GIVEN INSTRUCTION
Reproduce the listing below line for line, with no changes.

>>>>>

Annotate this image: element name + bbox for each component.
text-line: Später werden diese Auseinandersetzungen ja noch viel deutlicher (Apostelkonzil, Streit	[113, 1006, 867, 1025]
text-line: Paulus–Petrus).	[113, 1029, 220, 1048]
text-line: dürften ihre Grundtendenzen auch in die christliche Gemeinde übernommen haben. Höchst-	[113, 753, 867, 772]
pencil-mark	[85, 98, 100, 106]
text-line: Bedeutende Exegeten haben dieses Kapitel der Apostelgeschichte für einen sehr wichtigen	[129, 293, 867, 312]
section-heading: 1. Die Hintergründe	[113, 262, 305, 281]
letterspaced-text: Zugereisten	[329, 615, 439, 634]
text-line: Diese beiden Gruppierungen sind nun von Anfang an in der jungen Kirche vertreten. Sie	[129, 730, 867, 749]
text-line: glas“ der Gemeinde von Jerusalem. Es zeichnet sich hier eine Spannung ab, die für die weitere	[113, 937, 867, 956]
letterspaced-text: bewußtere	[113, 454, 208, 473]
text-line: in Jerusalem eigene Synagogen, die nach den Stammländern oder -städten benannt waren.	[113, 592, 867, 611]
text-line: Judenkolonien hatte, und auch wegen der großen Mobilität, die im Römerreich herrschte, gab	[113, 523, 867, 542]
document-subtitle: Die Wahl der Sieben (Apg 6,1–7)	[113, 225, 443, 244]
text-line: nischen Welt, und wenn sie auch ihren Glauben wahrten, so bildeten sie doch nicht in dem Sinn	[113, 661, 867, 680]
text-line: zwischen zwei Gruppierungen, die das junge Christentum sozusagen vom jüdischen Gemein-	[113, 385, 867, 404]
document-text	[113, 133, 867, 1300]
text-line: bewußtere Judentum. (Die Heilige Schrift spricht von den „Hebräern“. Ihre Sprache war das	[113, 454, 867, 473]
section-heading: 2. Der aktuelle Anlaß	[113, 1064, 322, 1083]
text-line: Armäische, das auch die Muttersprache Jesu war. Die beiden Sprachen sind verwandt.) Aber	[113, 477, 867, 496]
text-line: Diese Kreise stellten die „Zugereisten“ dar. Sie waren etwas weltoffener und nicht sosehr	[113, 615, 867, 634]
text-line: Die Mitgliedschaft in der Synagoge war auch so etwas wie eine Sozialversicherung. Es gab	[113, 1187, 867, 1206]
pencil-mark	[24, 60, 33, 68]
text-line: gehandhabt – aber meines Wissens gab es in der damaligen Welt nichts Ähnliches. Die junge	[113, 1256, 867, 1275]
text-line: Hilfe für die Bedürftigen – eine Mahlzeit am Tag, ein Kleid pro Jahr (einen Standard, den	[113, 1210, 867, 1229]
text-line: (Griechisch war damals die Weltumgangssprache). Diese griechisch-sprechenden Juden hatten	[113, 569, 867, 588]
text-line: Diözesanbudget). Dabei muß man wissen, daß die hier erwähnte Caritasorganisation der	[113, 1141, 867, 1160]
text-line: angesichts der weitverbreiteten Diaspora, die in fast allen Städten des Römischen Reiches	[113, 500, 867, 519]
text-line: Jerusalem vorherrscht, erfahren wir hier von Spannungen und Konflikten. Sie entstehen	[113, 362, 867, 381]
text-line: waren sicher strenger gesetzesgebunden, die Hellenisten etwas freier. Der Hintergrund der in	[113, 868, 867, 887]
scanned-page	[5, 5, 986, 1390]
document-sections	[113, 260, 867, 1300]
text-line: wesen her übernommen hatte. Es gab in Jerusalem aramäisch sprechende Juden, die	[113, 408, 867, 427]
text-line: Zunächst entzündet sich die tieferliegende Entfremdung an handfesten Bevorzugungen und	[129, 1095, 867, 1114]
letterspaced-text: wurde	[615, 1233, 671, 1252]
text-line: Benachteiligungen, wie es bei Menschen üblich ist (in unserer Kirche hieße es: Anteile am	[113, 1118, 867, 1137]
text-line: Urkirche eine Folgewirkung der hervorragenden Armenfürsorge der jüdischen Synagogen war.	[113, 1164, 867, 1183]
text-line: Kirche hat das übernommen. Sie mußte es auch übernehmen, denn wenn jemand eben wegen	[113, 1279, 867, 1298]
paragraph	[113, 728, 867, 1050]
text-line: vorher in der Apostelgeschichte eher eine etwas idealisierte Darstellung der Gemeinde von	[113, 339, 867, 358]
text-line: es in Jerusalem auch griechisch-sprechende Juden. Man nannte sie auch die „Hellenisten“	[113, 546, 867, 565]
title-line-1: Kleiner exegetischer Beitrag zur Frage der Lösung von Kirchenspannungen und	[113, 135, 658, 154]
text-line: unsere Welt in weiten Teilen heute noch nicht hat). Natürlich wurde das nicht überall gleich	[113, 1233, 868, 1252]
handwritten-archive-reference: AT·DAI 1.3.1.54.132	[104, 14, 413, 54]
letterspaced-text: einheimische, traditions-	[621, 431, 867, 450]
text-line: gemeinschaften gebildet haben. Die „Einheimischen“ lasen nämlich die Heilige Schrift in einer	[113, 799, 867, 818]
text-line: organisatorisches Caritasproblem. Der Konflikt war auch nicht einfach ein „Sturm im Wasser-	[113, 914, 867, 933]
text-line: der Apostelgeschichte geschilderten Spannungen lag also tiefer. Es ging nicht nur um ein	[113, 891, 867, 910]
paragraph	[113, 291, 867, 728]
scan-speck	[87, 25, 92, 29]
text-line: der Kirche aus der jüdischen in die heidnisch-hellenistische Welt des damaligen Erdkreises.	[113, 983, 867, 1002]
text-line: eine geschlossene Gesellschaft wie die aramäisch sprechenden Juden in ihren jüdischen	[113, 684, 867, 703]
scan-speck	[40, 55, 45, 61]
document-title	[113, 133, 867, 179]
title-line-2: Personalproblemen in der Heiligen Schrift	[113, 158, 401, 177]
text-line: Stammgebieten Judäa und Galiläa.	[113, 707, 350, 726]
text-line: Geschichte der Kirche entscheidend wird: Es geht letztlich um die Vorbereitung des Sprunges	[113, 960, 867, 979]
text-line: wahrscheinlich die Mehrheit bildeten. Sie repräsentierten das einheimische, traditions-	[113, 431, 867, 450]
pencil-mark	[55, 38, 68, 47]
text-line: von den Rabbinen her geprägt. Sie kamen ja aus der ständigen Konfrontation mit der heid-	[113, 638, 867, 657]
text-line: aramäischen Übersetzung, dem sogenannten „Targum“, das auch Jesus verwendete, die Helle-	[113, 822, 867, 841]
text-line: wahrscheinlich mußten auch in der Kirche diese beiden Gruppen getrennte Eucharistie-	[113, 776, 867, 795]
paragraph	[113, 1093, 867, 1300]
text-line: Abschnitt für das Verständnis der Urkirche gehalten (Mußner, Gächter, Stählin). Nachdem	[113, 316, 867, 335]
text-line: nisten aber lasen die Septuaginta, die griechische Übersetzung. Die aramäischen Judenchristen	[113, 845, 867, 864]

<<<<<

RESULT
Annotate this image: element name + bbox for each component.
text-line: Später werden diese Auseinandersetzungen ja noch viel deutlicher (Apostelkonzil, Streit	[113, 1006, 867, 1025]
text-line: Paulus–Petrus).	[113, 1029, 220, 1048]
text-line: dürften ihre Grundtendenzen auch in die christliche Gemeinde übernommen haben. Höchst-	[113, 753, 867, 772]
pencil-mark	[85, 98, 100, 106]
text-line: Bedeutende Exegeten haben dieses Kapitel der Apostelgeschichte für einen sehr wichtigen	[129, 293, 867, 312]
section-heading: 1. Die Hintergründe	[113, 262, 305, 281]
letterspaced-text: Zugereisten	[329, 615, 439, 634]
text-line: Diese beiden Gruppierungen sind nun von Anfang an in der jungen Kirche vertreten. Sie	[129, 730, 867, 749]
text-line: glas“ der Gemeinde von Jerusalem. Es zeichnet sich hier eine Spannung ab, die für die weitere	[113, 937, 867, 956]
letterspaced-text: bewußtere	[113, 454, 208, 473]
text-line: in Jerusalem eigene Synagogen, die nach den Stammländern oder -städten benannt waren.	[113, 592, 867, 611]
text-line: Judenkolonien hatte, und auch wegen der großen Mobilität, die im Römerreich herrschte, gab	[113, 523, 867, 542]
document-subtitle: Die Wahl der Sieben (Apg 6,1–7)	[113, 225, 443, 244]
text-line: nischen Welt, und wenn sie auch ihren Glauben wahrten, so bildeten sie doch nicht in dem Sinn	[113, 661, 867, 680]
text-line: zwischen zwei Gruppierungen, die das junge Christentum sozusagen vom jüdischen Gemein-	[113, 385, 867, 404]
document-text	[113, 133, 867, 1300]
text-line: bewußtere Judentum. (Die Heilige Schrift spricht von den „Hebräern“. Ihre Sprache war das	[113, 454, 867, 473]
section-heading: 2. Der aktuelle Anlaß	[113, 1064, 322, 1083]
text-line: Armäische, das auch die Muttersprache Jesu war. Die beiden Sprachen sind verwandt.) Aber	[113, 477, 867, 496]
text-line: Diese Kreise stellten die „Zugereisten“ dar. Sie waren etwas weltoffener und nicht sosehr	[113, 615, 867, 634]
text-line: Die Mitgliedschaft in der Synagoge war auch so etwas wie eine Sozialversicherung. Es gab	[113, 1187, 867, 1206]
pencil-mark	[24, 60, 33, 68]
text-line: gehandhabt – aber meines Wissens gab es in der damaligen Welt nichts Ähnliches. Die junge	[113, 1256, 867, 1275]
text-line: Hilfe für die Bedürftigen – eine Mahlzeit am Tag, ein Kleid pro Jahr (einen Standard, den	[113, 1210, 867, 1229]
text-line: (Griechisch war damals die Weltumgangssprache). Diese griechisch-sprechenden Juden hatten	[113, 569, 867, 588]
text-line: Diözesanbudget). Dabei muß man wissen, daß die hier erwähnte Caritasorganisation der	[113, 1141, 867, 1160]
text-line: angesichts der weitverbreiteten Diaspora, die in fast allen Städten des Römischen Reiches	[113, 500, 867, 519]
text-line: Jerusalem vorherrscht, erfahren wir hier von Spannungen und Konflikten. Sie entstehen	[113, 362, 867, 381]
text-line: waren sicher strenger gesetzesgebunden, die Hellenisten etwas freier. Der Hintergrund der in	[113, 868, 867, 887]
scanned-page	[5, 5, 986, 1390]
document-sections	[113, 260, 867, 1300]
text-line: wesen her übernommen hatte. Es gab in Jerusalem aramäisch sprechende Juden, die	[113, 408, 867, 427]
text-line: Zunächst entzündet sich die tieferliegende Entfremdung an handfesten Bevorzugungen und	[129, 1095, 867, 1114]
letterspaced-text: wurde	[615, 1233, 671, 1252]
text-line: Benachteiligungen, wie es bei Menschen üblich ist (in unserer Kirche hieße es: Anteile am	[113, 1118, 867, 1137]
text-line: Urkirche eine Folgewirkung der hervorragenden Armenfürsorge der jüdischen Synagogen war.	[113, 1164, 867, 1183]
text-line: Kirche hat das übernommen. Sie mußte es auch übernehmen, denn wenn jemand eben wegen	[113, 1279, 867, 1298]
paragraph	[113, 728, 867, 1050]
text-line: vorher in der Apostelgeschichte eher eine etwas idealisierte Darstellung der Gemeinde von	[113, 339, 867, 358]
text-line: es in Jerusalem auch griechisch-sprechende Juden. Man nannte sie auch die „Hellenisten“	[113, 546, 867, 565]
title-line-1: Kleiner exegetischer Beitrag zur Frage der Lösung von Kirchenspannungen und	[113, 135, 658, 154]
text-line: unsere Welt in weiten Teilen heute noch nicht hat). Natürlich wurde das nicht überall gleich	[113, 1233, 868, 1252]
handwritten-archive-reference: AT·DAI 1.3.1.54.132	[104, 14, 413, 54]
letterspaced-text: einheimische, traditions-	[621, 431, 867, 450]
text-line: gemeinschaften gebildet haben. Die „Einheimischen“ lasen nämlich die Heilige Schrift in einer	[113, 799, 867, 818]
text-line: organisatorisches Caritasproblem. Der Konflikt war auch nicht einfach ein „Sturm im Wasser-	[113, 914, 867, 933]
text-line: der Apostelgeschichte geschilderten Spannungen lag also tiefer. Es ging nicht nur um ein	[113, 891, 867, 910]
paragraph	[113, 291, 867, 728]
scan-speck	[87, 25, 92, 29]
text-line: der Kirche aus der jüdischen in die heidnisch-hellenistische Welt des damaligen Erdkreises.	[113, 983, 867, 1002]
text-line: eine geschlossene Gesellschaft wie die aramäisch sprechenden Juden in ihren jüdischen	[113, 684, 867, 703]
scan-speck	[40, 55, 45, 61]
document-title	[113, 133, 867, 179]
title-line-2: Personalproblemen in der Heiligen Schrift	[113, 158, 401, 177]
text-line: Stammgebieten Judäa und Galiläa.	[113, 707, 350, 726]
text-line: Geschichte der Kirche entscheidend wird: Es geht letztlich um die Vorbereitung des Sprunges	[113, 960, 867, 979]
text-line: wahrscheinlich die Mehrheit bildeten. Sie repräsentierten das einheimische, traditions-	[113, 431, 867, 450]
pencil-mark	[55, 38, 68, 47]
text-line: von den Rabbinen her geprägt. Sie kamen ja aus der ständigen Konfrontation mit der heid-	[113, 638, 867, 657]
text-line: aramäischen Übersetzung, dem sogenannten „Targum“, das auch Jesus verwendete, die Helle-	[113, 822, 867, 841]
text-line: wahrscheinlich mußten auch in der Kirche diese beiden Gruppen getrennte Eucharistie-	[113, 776, 867, 795]
paragraph	[113, 1093, 867, 1300]
text-line: Abschnitt für das Verständnis der Urkirche gehalten (Mußner, Gächter, Stählin). Nachdem	[113, 316, 867, 335]
text-line: nisten aber lasen die Septuaginta, die griechische Übersetzung. Die aramäischen Judenchristen	[113, 845, 867, 864]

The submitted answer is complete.